— Begin —
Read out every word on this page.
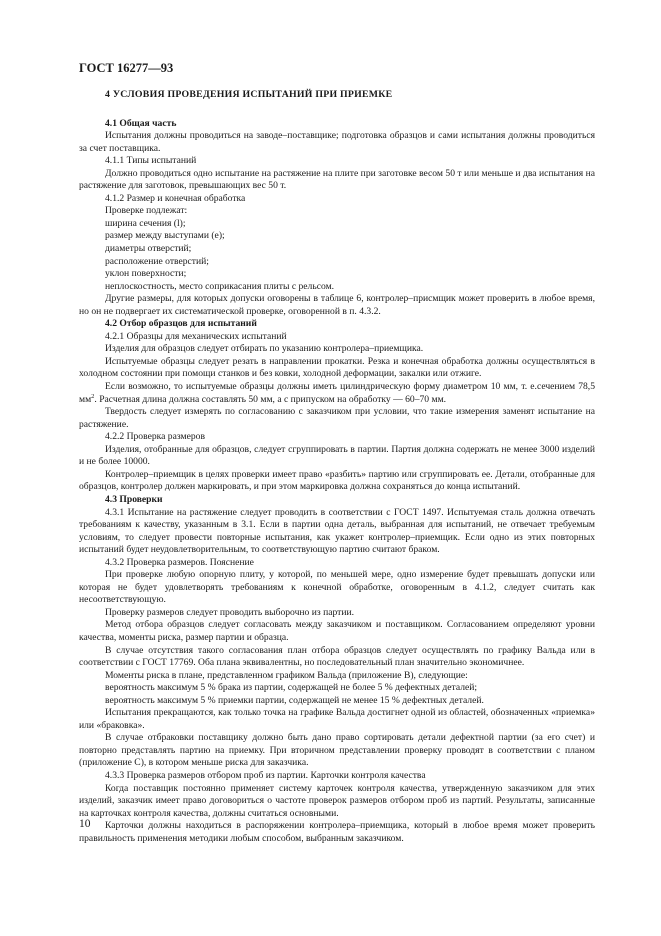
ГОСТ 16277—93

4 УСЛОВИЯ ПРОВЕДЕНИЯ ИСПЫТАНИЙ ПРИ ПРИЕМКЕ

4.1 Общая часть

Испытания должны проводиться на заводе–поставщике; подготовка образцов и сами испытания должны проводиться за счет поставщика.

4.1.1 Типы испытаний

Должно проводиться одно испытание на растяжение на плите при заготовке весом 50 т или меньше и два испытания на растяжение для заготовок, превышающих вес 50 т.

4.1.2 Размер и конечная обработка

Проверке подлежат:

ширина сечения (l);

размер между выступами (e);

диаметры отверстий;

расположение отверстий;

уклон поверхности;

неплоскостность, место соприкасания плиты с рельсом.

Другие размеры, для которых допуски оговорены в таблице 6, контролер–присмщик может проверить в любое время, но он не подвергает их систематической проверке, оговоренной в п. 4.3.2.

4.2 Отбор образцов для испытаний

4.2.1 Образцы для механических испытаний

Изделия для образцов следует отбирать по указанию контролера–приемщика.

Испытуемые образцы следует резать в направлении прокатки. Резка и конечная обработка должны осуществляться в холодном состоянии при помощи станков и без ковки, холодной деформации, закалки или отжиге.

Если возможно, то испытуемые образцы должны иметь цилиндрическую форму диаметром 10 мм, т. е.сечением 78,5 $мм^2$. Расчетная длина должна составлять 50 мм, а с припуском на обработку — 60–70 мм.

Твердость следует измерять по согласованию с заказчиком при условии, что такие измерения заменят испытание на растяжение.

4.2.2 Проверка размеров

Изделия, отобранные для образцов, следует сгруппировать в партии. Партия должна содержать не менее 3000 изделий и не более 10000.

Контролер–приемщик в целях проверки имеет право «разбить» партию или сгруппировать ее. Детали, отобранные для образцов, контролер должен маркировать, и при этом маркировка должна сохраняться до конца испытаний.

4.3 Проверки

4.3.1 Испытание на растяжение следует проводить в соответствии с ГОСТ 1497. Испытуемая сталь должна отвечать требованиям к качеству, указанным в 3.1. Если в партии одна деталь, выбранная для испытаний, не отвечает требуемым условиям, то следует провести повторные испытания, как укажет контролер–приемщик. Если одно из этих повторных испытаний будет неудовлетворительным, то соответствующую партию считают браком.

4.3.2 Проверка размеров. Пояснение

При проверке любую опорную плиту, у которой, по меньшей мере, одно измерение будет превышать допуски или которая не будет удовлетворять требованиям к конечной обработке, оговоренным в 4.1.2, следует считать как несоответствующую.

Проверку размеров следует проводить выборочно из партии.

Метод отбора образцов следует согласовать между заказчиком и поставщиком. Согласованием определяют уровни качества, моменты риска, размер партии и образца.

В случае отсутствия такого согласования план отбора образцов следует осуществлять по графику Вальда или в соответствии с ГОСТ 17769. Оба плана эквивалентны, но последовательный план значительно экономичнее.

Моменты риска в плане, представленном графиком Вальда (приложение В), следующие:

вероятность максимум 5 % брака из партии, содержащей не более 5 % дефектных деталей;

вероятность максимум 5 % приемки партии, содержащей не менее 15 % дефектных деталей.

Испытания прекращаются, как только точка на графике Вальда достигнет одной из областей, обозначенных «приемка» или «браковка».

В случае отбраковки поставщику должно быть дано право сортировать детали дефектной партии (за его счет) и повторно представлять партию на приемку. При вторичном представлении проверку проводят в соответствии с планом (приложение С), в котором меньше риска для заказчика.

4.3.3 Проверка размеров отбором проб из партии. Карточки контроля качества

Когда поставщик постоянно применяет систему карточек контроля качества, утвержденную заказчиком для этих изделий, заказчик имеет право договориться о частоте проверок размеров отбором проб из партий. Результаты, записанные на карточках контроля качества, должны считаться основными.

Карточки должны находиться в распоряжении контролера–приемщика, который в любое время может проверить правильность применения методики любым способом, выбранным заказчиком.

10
— End —
— Begin —
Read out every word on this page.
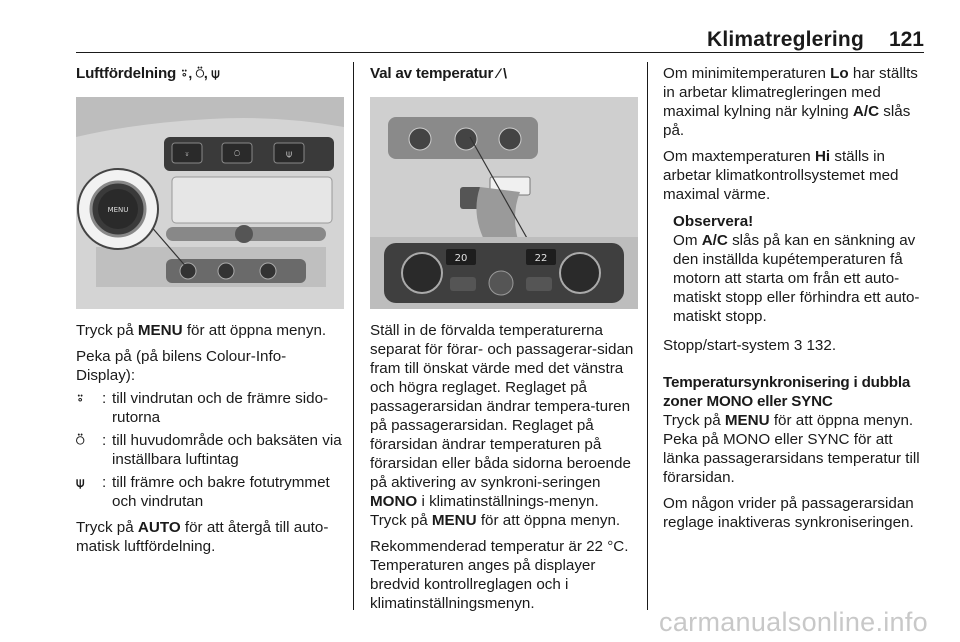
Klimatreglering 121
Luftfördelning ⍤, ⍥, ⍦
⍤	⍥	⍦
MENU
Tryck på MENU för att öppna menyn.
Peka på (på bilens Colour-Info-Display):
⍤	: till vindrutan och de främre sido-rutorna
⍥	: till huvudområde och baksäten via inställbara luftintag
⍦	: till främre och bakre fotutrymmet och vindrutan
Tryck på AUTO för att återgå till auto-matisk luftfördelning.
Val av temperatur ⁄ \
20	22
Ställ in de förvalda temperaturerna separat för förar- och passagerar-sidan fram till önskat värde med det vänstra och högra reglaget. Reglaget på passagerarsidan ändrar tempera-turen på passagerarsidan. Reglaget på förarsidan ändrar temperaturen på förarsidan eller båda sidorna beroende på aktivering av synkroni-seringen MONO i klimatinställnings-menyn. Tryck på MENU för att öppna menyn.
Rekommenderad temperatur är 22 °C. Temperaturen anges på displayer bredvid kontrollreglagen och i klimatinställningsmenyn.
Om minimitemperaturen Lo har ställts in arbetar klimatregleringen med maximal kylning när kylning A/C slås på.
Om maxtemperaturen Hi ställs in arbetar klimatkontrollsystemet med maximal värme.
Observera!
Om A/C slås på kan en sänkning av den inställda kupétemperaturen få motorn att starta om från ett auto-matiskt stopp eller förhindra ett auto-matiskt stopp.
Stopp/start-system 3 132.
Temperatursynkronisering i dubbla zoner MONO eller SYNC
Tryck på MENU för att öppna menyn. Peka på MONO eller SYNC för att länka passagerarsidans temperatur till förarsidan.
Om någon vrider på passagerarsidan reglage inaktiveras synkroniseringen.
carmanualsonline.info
— End —
* [WRITTEN EXERCISE]
In the material above, show every line where the word "конечная" turns up.

* [TASK OUTPUT]
4.1.2 Размер и конечная обработка
Испытуемые образцы следует резать в направлении прокатки. Резка и конечная обработка должны осуществляться в холодном состоянии при помощи станков и без ковки, холодной деформации, закалки или отжиге.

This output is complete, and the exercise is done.